→ Request:
Look through the data for the string "JSON". Copy every line where it is found.

::::

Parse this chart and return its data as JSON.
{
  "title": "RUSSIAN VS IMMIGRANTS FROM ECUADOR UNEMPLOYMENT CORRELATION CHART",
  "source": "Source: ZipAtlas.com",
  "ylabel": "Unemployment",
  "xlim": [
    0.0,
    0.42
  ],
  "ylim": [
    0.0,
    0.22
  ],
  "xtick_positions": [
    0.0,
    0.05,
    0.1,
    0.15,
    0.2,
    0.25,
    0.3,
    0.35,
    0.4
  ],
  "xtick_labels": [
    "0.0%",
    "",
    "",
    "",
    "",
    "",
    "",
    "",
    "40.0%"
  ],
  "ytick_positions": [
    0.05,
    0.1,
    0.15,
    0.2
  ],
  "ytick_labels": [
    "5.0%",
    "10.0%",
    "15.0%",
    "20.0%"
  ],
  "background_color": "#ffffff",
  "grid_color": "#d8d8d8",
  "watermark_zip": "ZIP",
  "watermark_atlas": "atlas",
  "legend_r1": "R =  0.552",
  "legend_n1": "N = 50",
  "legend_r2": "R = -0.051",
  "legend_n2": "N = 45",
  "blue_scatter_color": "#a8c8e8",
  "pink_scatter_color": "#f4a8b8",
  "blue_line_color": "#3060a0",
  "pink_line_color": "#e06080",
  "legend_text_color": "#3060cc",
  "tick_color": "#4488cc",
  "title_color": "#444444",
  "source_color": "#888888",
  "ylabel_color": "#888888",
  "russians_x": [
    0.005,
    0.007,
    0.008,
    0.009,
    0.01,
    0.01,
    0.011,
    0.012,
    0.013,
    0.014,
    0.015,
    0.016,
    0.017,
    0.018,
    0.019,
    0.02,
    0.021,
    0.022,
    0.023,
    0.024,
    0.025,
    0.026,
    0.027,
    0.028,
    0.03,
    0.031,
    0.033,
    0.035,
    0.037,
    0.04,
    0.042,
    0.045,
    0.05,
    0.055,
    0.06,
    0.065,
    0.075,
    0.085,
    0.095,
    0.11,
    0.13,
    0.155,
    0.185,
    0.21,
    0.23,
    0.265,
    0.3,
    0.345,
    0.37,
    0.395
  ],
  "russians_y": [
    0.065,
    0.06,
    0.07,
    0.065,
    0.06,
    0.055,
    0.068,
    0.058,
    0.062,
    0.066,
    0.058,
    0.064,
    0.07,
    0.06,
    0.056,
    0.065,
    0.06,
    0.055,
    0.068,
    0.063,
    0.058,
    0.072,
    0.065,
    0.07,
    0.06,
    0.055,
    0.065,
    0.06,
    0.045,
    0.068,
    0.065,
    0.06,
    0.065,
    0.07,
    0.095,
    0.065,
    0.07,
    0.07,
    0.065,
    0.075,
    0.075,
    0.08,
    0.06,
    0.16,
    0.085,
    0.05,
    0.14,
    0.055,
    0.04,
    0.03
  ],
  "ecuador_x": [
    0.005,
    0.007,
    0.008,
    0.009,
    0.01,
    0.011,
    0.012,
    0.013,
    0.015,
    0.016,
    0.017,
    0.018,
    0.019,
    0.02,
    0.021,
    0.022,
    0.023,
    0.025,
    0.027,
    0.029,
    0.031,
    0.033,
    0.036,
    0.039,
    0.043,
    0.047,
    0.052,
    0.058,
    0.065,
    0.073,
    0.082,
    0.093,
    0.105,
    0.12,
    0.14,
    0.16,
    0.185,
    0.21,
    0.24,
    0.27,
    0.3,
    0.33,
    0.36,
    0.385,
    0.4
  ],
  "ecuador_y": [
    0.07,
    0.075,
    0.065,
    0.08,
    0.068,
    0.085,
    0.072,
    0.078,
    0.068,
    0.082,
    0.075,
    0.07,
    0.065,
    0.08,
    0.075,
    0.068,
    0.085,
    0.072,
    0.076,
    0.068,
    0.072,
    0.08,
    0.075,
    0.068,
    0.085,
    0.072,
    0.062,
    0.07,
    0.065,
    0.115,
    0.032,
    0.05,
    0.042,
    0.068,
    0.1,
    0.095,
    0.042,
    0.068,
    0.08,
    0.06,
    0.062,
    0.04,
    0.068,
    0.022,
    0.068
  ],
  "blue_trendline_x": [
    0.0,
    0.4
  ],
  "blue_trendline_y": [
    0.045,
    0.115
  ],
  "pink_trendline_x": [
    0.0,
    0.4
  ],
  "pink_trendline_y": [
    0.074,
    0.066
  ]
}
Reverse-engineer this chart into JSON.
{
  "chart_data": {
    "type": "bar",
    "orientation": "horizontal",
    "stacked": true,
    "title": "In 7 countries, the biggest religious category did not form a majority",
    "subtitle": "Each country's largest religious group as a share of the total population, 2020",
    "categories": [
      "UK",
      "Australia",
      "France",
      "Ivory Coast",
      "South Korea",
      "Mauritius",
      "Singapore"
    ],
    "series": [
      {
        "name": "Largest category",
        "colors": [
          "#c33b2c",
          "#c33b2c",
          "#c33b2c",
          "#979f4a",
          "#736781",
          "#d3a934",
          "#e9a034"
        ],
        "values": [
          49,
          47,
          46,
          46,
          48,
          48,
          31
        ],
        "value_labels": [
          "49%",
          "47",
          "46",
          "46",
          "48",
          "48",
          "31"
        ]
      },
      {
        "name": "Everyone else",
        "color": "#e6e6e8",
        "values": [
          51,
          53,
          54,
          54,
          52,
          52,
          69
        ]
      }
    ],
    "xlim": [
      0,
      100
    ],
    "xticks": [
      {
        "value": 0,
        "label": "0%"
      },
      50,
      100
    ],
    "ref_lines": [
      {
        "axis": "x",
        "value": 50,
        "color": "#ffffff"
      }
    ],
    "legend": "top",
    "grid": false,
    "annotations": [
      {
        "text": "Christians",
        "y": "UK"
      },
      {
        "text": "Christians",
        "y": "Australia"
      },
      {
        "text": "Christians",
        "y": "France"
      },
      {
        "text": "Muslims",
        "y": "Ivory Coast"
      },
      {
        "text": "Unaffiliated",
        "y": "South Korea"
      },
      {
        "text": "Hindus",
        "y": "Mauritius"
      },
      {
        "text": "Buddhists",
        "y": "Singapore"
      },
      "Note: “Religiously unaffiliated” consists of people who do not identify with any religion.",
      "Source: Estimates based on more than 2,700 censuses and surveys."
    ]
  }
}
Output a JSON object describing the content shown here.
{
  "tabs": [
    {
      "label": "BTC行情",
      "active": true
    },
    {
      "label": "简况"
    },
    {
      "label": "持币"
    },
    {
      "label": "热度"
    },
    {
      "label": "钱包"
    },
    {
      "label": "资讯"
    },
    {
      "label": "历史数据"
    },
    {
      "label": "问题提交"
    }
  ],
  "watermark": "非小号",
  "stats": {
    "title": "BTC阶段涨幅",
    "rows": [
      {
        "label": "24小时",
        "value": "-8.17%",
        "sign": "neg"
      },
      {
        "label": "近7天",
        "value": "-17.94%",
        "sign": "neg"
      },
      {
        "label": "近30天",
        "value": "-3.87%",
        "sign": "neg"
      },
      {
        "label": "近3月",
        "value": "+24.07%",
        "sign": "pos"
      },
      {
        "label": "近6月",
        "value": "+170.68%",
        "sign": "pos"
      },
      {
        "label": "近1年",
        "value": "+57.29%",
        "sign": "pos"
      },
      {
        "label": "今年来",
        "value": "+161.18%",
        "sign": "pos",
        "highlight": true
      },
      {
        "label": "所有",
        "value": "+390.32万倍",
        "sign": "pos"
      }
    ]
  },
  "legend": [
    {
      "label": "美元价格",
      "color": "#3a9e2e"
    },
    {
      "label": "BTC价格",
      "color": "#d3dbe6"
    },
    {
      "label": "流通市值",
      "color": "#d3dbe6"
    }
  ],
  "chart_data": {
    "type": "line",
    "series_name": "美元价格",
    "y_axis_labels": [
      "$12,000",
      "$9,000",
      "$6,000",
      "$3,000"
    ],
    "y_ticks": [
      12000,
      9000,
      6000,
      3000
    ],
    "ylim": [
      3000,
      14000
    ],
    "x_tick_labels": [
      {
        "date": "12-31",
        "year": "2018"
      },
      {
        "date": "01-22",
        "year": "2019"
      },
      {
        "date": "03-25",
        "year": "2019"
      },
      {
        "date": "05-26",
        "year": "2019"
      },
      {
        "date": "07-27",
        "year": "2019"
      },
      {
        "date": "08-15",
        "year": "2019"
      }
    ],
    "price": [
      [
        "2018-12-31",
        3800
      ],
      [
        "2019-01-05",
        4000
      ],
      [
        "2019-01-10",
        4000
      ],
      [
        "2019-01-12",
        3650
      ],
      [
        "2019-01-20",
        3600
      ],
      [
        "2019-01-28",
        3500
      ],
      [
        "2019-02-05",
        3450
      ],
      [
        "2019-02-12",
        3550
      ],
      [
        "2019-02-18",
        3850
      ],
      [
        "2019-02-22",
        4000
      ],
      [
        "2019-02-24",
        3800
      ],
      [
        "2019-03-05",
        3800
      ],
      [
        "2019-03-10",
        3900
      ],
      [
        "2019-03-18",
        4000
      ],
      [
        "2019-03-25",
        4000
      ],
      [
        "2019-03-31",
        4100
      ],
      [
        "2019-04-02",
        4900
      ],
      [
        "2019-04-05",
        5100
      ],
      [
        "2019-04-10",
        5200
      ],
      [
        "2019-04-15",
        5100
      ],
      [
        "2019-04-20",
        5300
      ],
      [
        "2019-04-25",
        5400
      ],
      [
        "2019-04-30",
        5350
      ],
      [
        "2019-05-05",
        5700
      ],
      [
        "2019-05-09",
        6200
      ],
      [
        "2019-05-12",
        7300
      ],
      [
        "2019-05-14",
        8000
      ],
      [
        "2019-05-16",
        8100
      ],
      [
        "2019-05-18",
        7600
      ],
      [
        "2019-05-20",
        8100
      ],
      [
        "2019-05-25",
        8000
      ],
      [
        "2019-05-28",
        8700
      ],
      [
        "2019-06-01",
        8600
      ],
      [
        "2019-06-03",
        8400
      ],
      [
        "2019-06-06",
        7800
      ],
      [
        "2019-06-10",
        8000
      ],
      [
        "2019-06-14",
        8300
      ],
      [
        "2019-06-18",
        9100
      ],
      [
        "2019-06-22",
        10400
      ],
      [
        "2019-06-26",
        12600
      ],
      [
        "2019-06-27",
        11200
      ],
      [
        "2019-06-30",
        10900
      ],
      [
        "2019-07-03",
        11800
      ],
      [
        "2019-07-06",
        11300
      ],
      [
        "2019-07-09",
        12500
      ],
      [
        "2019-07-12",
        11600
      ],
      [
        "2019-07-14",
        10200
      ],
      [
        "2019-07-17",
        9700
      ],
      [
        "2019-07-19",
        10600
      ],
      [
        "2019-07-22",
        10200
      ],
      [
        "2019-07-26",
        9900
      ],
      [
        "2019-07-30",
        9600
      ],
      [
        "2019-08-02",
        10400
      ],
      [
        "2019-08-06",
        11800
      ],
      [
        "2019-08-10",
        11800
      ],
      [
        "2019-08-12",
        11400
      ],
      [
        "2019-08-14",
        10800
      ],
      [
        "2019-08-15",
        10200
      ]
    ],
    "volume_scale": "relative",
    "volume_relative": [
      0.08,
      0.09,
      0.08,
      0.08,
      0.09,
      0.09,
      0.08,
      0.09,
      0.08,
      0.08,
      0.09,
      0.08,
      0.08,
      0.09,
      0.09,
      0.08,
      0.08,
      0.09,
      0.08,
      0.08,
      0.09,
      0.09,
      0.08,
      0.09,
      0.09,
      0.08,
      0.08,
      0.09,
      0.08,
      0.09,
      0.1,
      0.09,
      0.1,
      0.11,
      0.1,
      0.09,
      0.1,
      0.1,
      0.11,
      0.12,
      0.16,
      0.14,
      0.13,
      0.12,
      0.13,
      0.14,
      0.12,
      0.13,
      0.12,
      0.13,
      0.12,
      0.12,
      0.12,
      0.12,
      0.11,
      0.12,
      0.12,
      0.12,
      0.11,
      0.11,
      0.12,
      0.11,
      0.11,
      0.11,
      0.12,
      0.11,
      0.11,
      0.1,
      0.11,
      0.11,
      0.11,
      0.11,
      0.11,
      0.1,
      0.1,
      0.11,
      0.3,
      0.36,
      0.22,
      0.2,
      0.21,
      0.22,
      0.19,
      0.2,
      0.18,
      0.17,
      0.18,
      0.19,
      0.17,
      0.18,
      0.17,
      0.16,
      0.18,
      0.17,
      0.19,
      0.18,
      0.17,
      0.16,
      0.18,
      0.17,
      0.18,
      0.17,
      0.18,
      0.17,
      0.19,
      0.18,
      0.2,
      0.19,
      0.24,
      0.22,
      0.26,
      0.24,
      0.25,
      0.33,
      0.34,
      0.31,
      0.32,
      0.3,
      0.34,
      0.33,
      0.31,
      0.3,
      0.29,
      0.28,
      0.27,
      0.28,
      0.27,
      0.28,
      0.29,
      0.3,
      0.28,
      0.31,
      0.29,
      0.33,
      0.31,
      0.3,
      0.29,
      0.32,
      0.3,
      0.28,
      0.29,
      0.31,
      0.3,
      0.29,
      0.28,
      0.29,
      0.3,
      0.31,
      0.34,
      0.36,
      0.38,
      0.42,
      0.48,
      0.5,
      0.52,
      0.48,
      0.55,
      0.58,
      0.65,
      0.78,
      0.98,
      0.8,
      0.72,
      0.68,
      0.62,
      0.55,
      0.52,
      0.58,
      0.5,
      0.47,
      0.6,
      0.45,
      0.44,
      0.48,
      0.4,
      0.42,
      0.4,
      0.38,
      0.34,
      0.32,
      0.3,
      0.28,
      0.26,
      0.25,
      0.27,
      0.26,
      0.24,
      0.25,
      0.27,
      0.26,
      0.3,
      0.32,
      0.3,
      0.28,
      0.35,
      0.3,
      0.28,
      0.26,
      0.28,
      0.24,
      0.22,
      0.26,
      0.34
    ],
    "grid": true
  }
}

::::

→ Final answer:
Parse this chart and return its data as JSON.
Reverse-engineer this chart into JSON.
Output a JSON object describing the content shown here.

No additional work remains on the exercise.